### EXERCISE
The records below must be copied in full; omit the images.

-------- THE RECORDS --------

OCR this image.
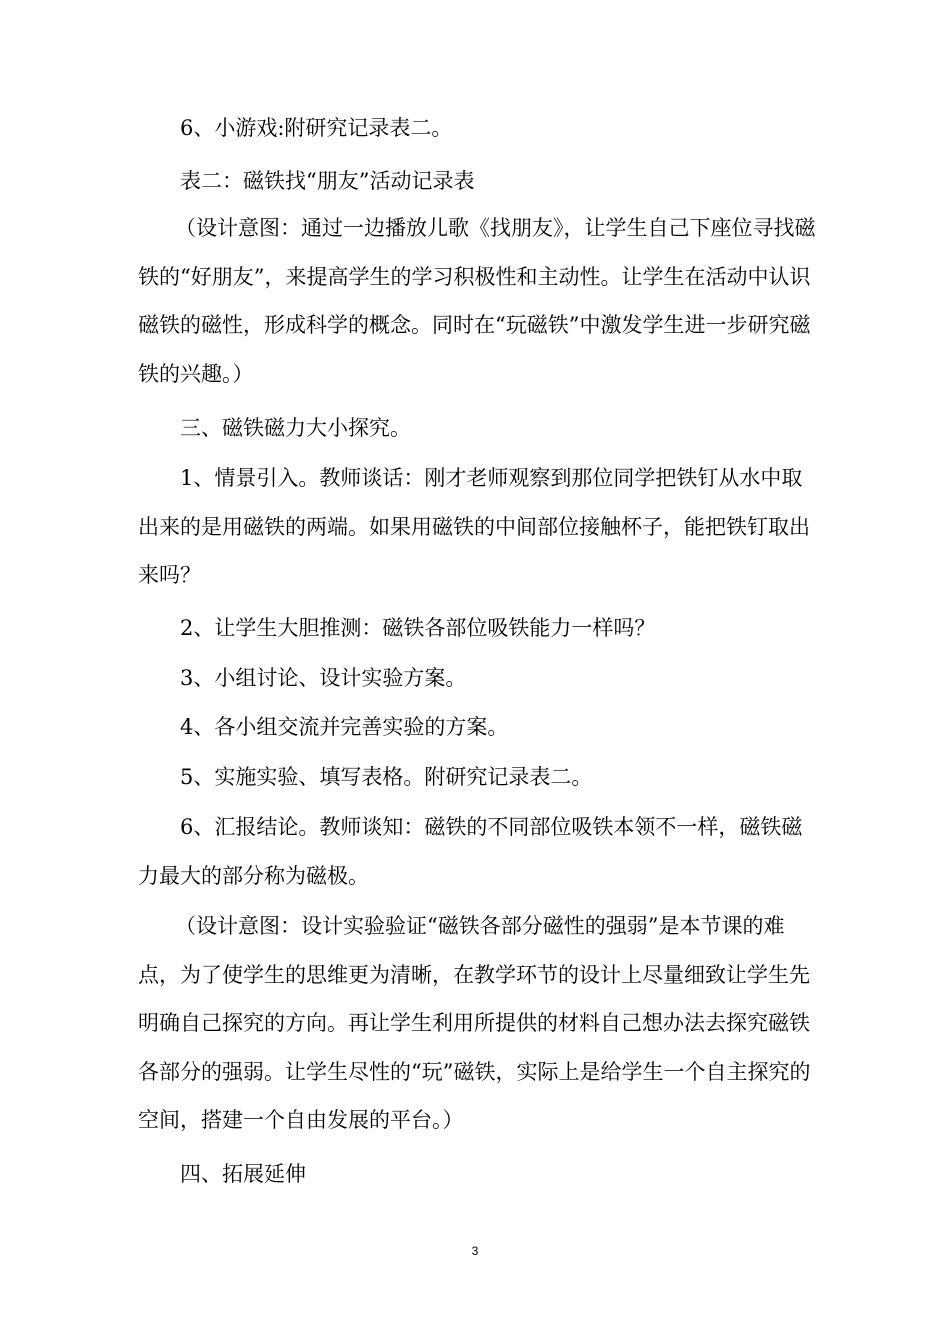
6、小游戏:附研究记录表二。

表二：磁铁找“朋友”活动记录表

（设计意图：通过一边播放儿歌《找朋友》，让学生自己下座位寻找磁铁的“好朋友”，来提高学生的学习积极性和主动性。让学生在活动中认识磁铁的磁性，形成科学的概念。同时在“玩磁铁”中激发学生进一步研究磁铁的兴趣。）

三、磁铁磁力大小探究。

1、情景引入。教师谈话：刚才老师观察到那位同学把铁钉从水中取出来的是用磁铁的两端。如果用磁铁的中间部位接触杯子，能把铁钉取出来吗？

2、让学生大胆推测：磁铁各部位吸铁能力一样吗？

3、小组讨论、设计实验方案。

4、各小组交流并完善实验的方案。

5、实施实验、填写表格。附研究记录表二。

6、汇报结论。教师谈知：磁铁的不同部位吸铁本领不一样，磁铁磁力最大的部分称为磁极。

（设计意图：设计实验验证“磁铁各部分磁性的强弱”是本节课的难点，为了使学生的思维更为清晰，在教学环节的设计上尽量细致让学生先明确自己探究的方向。再让学生利用所提供的材料自己想办法去探究磁铁各部分的强弱。让学生尽性的“玩”磁铁，实际上是给学生一个自主探究的空间，搭建一个自由发展的平台。）

四、拓展延伸

3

--------

### COMPLETE RESPONSE
OCR this image.
6、小游戏:附研究记录表二。

表二：磁铁找“朋友”活动记录表

（设计意图：通过一边播放儿歌《找朋友》，让学生自己下座位寻找磁铁的“好朋友”，来提高学生的学习积极性和主动性。让学生在活动中认识磁铁的磁性，形成科学的概念。同时在“玩磁铁”中激发学生进一步研究磁铁的兴趣。）

三、磁铁磁力大小探究。

1、情景引入。教师谈话：刚才老师观察到那位同学把铁钉从水中取出来的是用磁铁的两端。如果用磁铁的中间部位接触杯子，能把铁钉取出来吗？

2、让学生大胆推测：磁铁各部位吸铁能力一样吗？

3、小组讨论、设计实验方案。

4、各小组交流并完善实验的方案。

5、实施实验、填写表格。附研究记录表二。

6、汇报结论。教师谈知：磁铁的不同部位吸铁本领不一样，磁铁磁力最大的部分称为磁极。

（设计意图：设计实验验证“磁铁各部分磁性的强弱”是本节课的难点，为了使学生的思维更为清晰，在教学环节的设计上尽量细致让学生先明确自己探究的方向。再让学生利用所提供的材料自己想办法去探究磁铁各部分的强弱。让学生尽性的“玩”磁铁，实际上是给学生一个自主探究的空间，搭建一个自由发展的平台。）

四、拓展延伸

3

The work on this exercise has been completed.